OBJECTIVE.
Render each line of the records below as a JSON array of strings, with one string per line and all blank lines omitted.

EXTRACTED ENTRIES.
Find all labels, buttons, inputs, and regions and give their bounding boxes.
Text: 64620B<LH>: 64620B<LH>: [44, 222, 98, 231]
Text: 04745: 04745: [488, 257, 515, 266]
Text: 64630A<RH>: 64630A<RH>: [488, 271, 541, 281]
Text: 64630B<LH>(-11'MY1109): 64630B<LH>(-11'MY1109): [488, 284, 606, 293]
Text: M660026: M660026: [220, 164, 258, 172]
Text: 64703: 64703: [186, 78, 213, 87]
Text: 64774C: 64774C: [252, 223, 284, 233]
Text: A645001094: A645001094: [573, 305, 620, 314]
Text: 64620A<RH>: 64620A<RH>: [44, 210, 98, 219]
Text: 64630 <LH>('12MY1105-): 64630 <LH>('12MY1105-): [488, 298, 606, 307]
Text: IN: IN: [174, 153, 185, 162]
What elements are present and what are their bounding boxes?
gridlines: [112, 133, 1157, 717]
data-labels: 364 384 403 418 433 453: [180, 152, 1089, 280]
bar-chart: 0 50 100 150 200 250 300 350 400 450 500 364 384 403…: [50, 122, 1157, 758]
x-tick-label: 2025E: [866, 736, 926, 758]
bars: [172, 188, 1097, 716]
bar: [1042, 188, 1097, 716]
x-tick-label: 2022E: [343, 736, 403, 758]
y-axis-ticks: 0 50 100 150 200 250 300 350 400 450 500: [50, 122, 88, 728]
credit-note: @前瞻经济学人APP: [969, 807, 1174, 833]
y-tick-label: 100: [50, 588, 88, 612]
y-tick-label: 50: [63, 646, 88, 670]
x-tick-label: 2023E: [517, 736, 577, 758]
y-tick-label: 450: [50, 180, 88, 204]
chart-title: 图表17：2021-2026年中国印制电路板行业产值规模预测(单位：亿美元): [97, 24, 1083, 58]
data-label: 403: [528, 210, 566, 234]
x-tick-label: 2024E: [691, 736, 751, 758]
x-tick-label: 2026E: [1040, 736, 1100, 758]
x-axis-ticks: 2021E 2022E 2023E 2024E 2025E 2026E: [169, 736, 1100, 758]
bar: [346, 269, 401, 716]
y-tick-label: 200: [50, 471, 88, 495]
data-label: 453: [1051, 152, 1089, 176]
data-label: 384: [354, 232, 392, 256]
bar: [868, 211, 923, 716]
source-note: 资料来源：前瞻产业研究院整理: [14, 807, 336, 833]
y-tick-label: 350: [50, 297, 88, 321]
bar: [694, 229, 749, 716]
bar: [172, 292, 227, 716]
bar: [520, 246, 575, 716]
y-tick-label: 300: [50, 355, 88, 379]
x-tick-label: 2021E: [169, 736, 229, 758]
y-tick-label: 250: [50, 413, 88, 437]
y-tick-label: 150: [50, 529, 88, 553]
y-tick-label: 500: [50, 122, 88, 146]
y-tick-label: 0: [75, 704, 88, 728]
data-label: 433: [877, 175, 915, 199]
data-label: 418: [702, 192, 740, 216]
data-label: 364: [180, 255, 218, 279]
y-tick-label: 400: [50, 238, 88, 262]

EXPECTED ANSWER.
[
  "Find all labels, buttons, inputs, and regions and give their bounding boxes.",
  "Text: 64620B<LH>: 64620B<LH>: [44, 222, 98, 231]",
  "Text: 04745: 04745: [488, 257, 515, 266]",
  "Text: 64630A<RH>: 64630A<RH>: [488, 271, 541, 281]",
  "Text: 64630B<LH>(-11'MY1109): 64630B<LH>(-11'MY1109): [488, 284, 606, 293]",
  "Text: M660026: M660026: [220, 164, 258, 172]",
  "Text: 64703: 64703: [186, 78, 213, 87]",
  "Text: 64774C: 64774C: [252, 223, 284, 233]",
  "Text: A645001094: A645001094: [573, 305, 620, 314]",
  "Text: 64620A<RH>: 64620A<RH>: [44, 210, 98, 219]",
  "Text: 64630 <LH>('12MY1105-): 64630 <LH>('12MY1105-): [488, 298, 606, 307]",
  "Text: IN: IN: [174, 153, 185, 162]",
  "What elements are present and what are their bounding boxes?",
  "gridlines: [112, 133, 1157, 717]",
  "data-labels: 364 384 403 418 433 453: [180, 152, 1089, 280]",
  "bar-chart: 0 50 100 150 200 250 300 350 400 450 500 364 384 403…: [50, 122, 1157, 758]",
  "x-tick-label: 2025E: [866, 736, 926, 758]",
  "bars: [172, 188, 1097, 716]",
  "bar: [1042, 188, 1097, 716]",
  "x-tick-label: 2022E: [343, 736, 403, 758]",
  "y-axis-ticks: 0 50 100 150 200 250 300 350 400 450 500: [50, 122, 88, 728]",
  "credit-note: @前瞻经济学人APP: [969, 807, 1174, 833]",
  "y-tick-label: 100: [50, 588, 88, 612]",
  "y-tick-label: 50: [63, 646, 88, 670]",
  "x-tick-label: 2023E: [517, 736, 577, 758]",
  "y-tick-label: 450: [50, 180, 88, 204]",
  "chart-title: 图表17：2021-2026年中国印制电路板行业产值规模预测(单位：亿美元): [97, 24, 1083, 58]",
  "data-label: 403: [528, 210, 566, 234]",
  "x-tick-label: 2024E: [691, 736, 751, 758]",
  "x-tick-label: 2026E: [1040, 736, 1100, 758]",
  "x-axis-ticks: 2021E 2022E 2023E 2024E 2025E 2026E: [169, 736, 1100, 758]",
  "bar: [346, 269, 401, 716]",
  "y-tick-label: 200: [50, 471, 88, 495]",
  "data-label: 453: [1051, 152, 1089, 176]",
  "data-label: 384: [354, 232, 392, 256]",
  "bar: [868, 211, 923, 716]",
  "source-note: 资料来源：前瞻产业研究院整理: [14, 807, 336, 833]",
  "y-tick-label: 350: [50, 297, 88, 321]",
  "bar: [694, 229, 749, 716]",
  "bar: [172, 292, 227, 716]",
  "bar: [520, 246, 575, 716]",
  "y-tick-label: 300: [50, 355, 88, 379]",
  "x-tick-label: 2021E: [169, 736, 229, 758]",
  "y-tick-label: 250: [50, 413, 88, 437]",
  "y-tick-label: 150: [50, 529, 88, 553]",
  "y-tick-label: 500: [50, 122, 88, 146]",
  "y-tick-label: 0: [75, 704, 88, 728]",
  "data-label: 433: [877, 175, 915, 199]",
  "data-label: 418: [702, 192, 740, 216]",
  "data-label: 364: [180, 255, 218, 279]",
  "y-tick-label: 400: [50, 238, 88, 262]"
]